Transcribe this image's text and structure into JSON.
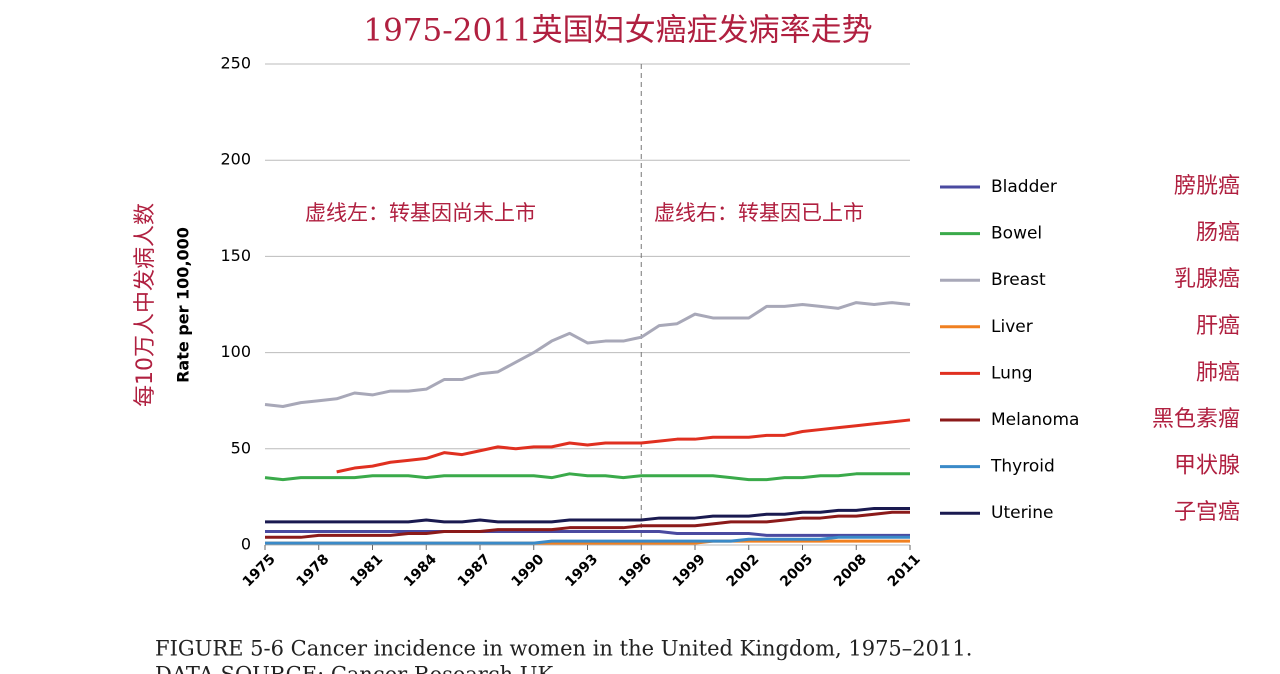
{
  "chart_data": {
    "type": "line",
    "title": "1975-2011英国妇女癌症发病率走势",
    "y_label": "Rate per 100,000",
    "y_label_zh": "每10万人中发病人数",
    "annotations": [
      "虚线左：转基因尚未上市",
      "虚线右：转基因已上市"
    ],
    "divider_x": 1996,
    "caption": [
      "FIGURE 5-6 Cancer incidence in women in the United Kingdom, 1975–2011.",
      "DATA SOURCE: Cancer Research UK."
    ],
    "x": [
      1975,
      1976,
      1977,
      1978,
      1979,
      1980,
      1981,
      1982,
      1983,
      1984,
      1985,
      1986,
      1987,
      1988,
      1989,
      1990,
      1991,
      1992,
      1993,
      1994,
      1995,
      1996,
      1997,
      1998,
      1999,
      2000,
      2001,
      2002,
      2003,
      2004,
      2005,
      2006,
      2007,
      2008,
      2009,
      2010,
      2011
    ],
    "xlim": [
      1975,
      2011
    ],
    "xticks": [
      1975,
      1978,
      1981,
      1984,
      1987,
      1990,
      1993,
      1996,
      1999,
      2002,
      2005,
      2008,
      2011
    ],
    "ylim": [
      0,
      250
    ],
    "yticks": [
      0,
      50,
      100,
      150,
      200,
      250
    ],
    "grid": true,
    "legend": "right",
    "series": [
      {
        "name": "Bladder",
        "name_zh": "膀胱癌",
        "color": "#4a4aa0",
        "values": [
          7,
          7,
          7,
          7,
          7,
          7,
          7,
          7,
          7,
          7,
          7,
          7,
          7,
          7,
          7,
          7,
          7,
          7,
          7,
          7,
          7,
          7,
          7,
          6,
          6,
          6,
          6,
          6,
          5,
          5,
          5,
          5,
          5,
          5,
          5,
          5,
          5
        ]
      },
      {
        "name": "Bowel",
        "name_zh": "肠癌",
        "color": "#3aaa4a",
        "values": [
          35,
          34,
          35,
          35,
          35,
          35,
          36,
          36,
          36,
          35,
          36,
          36,
          36,
          36,
          36,
          36,
          35,
          37,
          36,
          36,
          35,
          36,
          36,
          36,
          36,
          36,
          35,
          34,
          34,
          35,
          35,
          36,
          36,
          37,
          37,
          37,
          37
        ]
      },
      {
        "name": "Breast",
        "name_zh": "乳腺癌",
        "color": "#a8a8b8",
        "values": [
          73,
          72,
          74,
          75,
          76,
          79,
          78,
          80,
          80,
          81,
          86,
          86,
          89,
          90,
          95,
          100,
          106,
          110,
          105,
          106,
          106,
          108,
          114,
          115,
          120,
          118,
          118,
          118,
          124,
          124,
          125,
          124,
          123,
          126,
          125,
          126,
          125
        ]
      },
      {
        "name": "Liver",
        "name_zh": "肝癌",
        "color": "#f08020",
        "values": [
          1,
          1,
          1,
          1,
          1,
          1,
          1,
          1,
          1,
          1,
          1,
          1,
          1,
          1,
          1,
          1,
          1,
          1,
          1,
          1,
          1,
          1,
          1,
          1,
          1,
          2,
          2,
          2,
          2,
          2,
          2,
          2,
          2,
          2,
          2,
          2,
          2
        ]
      },
      {
        "name": "Lung",
        "name_zh": "肺癌",
        "color": "#e03020",
        "values": [
          null,
          null,
          null,
          null,
          38,
          40,
          41,
          43,
          44,
          45,
          48,
          47,
          49,
          51,
          50,
          51,
          51,
          53,
          52,
          53,
          53,
          53,
          54,
          55,
          55,
          56,
          56,
          56,
          57,
          57,
          59,
          60,
          61,
          62,
          63,
          64,
          65
        ]
      },
      {
        "name": "Melanoma",
        "name_zh": "黑色素瘤",
        "color": "#8b1a1a",
        "values": [
          4,
          4,
          4,
          5,
          5,
          5,
          5,
          5,
          6,
          6,
          7,
          7,
          7,
          8,
          8,
          8,
          8,
          9,
          9,
          9,
          9,
          10,
          10,
          10,
          10,
          11,
          12,
          12,
          12,
          13,
          14,
          14,
          15,
          15,
          16,
          17,
          17
        ]
      },
      {
        "name": "Thyroid",
        "name_zh": "甲状腺",
        "color": "#3a8ac8",
        "values": [
          1,
          1,
          1,
          1,
          1,
          1,
          1,
          1,
          1,
          1,
          1,
          1,
          1,
          1,
          1,
          1,
          2,
          2,
          2,
          2,
          2,
          2,
          2,
          2,
          2,
          2,
          2,
          3,
          3,
          3,
          3,
          3,
          4,
          4,
          4,
          4,
          4
        ]
      },
      {
        "name": "Uterine",
        "name_zh": "子宫癌",
        "color": "#1a1a50",
        "values": [
          12,
          12,
          12,
          12,
          12,
          12,
          12,
          12,
          12,
          13,
          12,
          12,
          13,
          12,
          12,
          12,
          12,
          13,
          13,
          13,
          13,
          13,
          14,
          14,
          14,
          15,
          15,
          15,
          16,
          16,
          17,
          17,
          18,
          18,
          19,
          19,
          19
        ]
      }
    ]
  }
}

───

◆ Exercise goal
In this exercise, set down all of the data exactly, without the pictures.

◆ Task answer
Transcribe this image's text and structure into JSON.
{
  "chart_data": {
    "type": "line",
    "title": "1975-2011英国妇女癌症发病率走势",
    "y_label": "Rate per 100,000",
    "y_label_zh": "每10万人中发病人数",
    "annotations": [
      "虚线左：转基因尚未上市",
      "虚线右：转基因已上市"
    ],
    "divider_x": 1996,
    "caption": [
      "FIGURE 5-6 Cancer incidence in women in the United Kingdom, 1975–2011.",
      "DATA SOURCE: Cancer Research UK."
    ],
    "x": [
      1975,
      1976,
      1977,
      1978,
      1979,
      1980,
      1981,
      1982,
      1983,
      1984,
      1985,
      1986,
      1987,
      1988,
      1989,
      1990,
      1991,
      1992,
      1993,
      1994,
      1995,
      1996,
      1997,
      1998,
      1999,
      2000,
      2001,
      2002,
      2003,
      2004,
      2005,
      2006,
      2007,
      2008,
      2009,
      2010,
      2011
    ],
    "xlim": [
      1975,
      2011
    ],
    "xticks": [
      1975,
      1978,
      1981,
      1984,
      1987,
      1990,
      1993,
      1996,
      1999,
      2002,
      2005,
      2008,
      2011
    ],
    "ylim": [
      0,
      250
    ],
    "yticks": [
      0,
      50,
      100,
      150,
      200,
      250
    ],
    "grid": true,
    "legend": "right",
    "series": [
      {
        "name": "Bladder",
        "name_zh": "膀胱癌",
        "color": "#4a4aa0",
        "values": [
          7,
          7,
          7,
          7,
          7,
          7,
          7,
          7,
          7,
          7,
          7,
          7,
          7,
          7,
          7,
          7,
          7,
          7,
          7,
          7,
          7,
          7,
          7,
          6,
          6,
          6,
          6,
          6,
          5,
          5,
          5,
          5,
          5,
          5,
          5,
          5,
          5
        ]
      },
      {
        "name": "Bowel",
        "name_zh": "肠癌",
        "color": "#3aaa4a",
        "values": [
          35,
          34,
          35,
          35,
          35,
          35,
          36,
          36,
          36,
          35,
          36,
          36,
          36,
          36,
          36,
          36,
          35,
          37,
          36,
          36,
          35,
          36,
          36,
          36,
          36,
          36,
          35,
          34,
          34,
          35,
          35,
          36,
          36,
          37,
          37,
          37,
          37
        ]
      },
      {
        "name": "Breast",
        "name_zh": "乳腺癌",
        "color": "#a8a8b8",
        "values": [
          73,
          72,
          74,
          75,
          76,
          79,
          78,
          80,
          80,
          81,
          86,
          86,
          89,
          90,
          95,
          100,
          106,
          110,
          105,
          106,
          106,
          108,
          114,
          115,
          120,
          118,
          118,
          118,
          124,
          124,
          125,
          124,
          123,
          126,
          125,
          126,
          125
        ]
      },
      {
        "name": "Liver",
        "name_zh": "肝癌",
        "color": "#f08020",
        "values": [
          1,
          1,
          1,
          1,
          1,
          1,
          1,
          1,
          1,
          1,
          1,
          1,
          1,
          1,
          1,
          1,
          1,
          1,
          1,
          1,
          1,
          1,
          1,
          1,
          1,
          2,
          2,
          2,
          2,
          2,
          2,
          2,
          2,
          2,
          2,
          2,
          2
        ]
      },
      {
        "name": "Lung",
        "name_zh": "肺癌",
        "color": "#e03020",
        "values": [
          null,
          null,
          null,
          null,
          38,
          40,
          41,
          43,
          44,
          45,
          48,
          47,
          49,
          51,
          50,
          51,
          51,
          53,
          52,
          53,
          53,
          53,
          54,
          55,
          55,
          56,
          56,
          56,
          57,
          57,
          59,
          60,
          61,
          62,
          63,
          64,
          65
        ]
      },
      {
        "name": "Melanoma",
        "name_zh": "黑色素瘤",
        "color": "#8b1a1a",
        "values": [
          4,
          4,
          4,
          5,
          5,
          5,
          5,
          5,
          6,
          6,
          7,
          7,
          7,
          8,
          8,
          8,
          8,
          9,
          9,
          9,
          9,
          10,
          10,
          10,
          10,
          11,
          12,
          12,
          12,
          13,
          14,
          14,
          15,
          15,
          16,
          17,
          17
        ]
      },
      {
        "name": "Thyroid",
        "name_zh": "甲状腺",
        "color": "#3a8ac8",
        "values": [
          1,
          1,
          1,
          1,
          1,
          1,
          1,
          1,
          1,
          1,
          1,
          1,
          1,
          1,
          1,
          1,
          2,
          2,
          2,
          2,
          2,
          2,
          2,
          2,
          2,
          2,
          2,
          3,
          3,
          3,
          3,
          3,
          4,
          4,
          4,
          4,
          4
        ]
      },
      {
        "name": "Uterine",
        "name_zh": "子宫癌",
        "color": "#1a1a50",
        "values": [
          12,
          12,
          12,
          12,
          12,
          12,
          12,
          12,
          12,
          13,
          12,
          12,
          13,
          12,
          12,
          12,
          12,
          13,
          13,
          13,
          13,
          13,
          14,
          14,
          14,
          15,
          15,
          15,
          16,
          16,
          17,
          17,
          18,
          18,
          19,
          19,
          19
        ]
      }
    ]
  }
}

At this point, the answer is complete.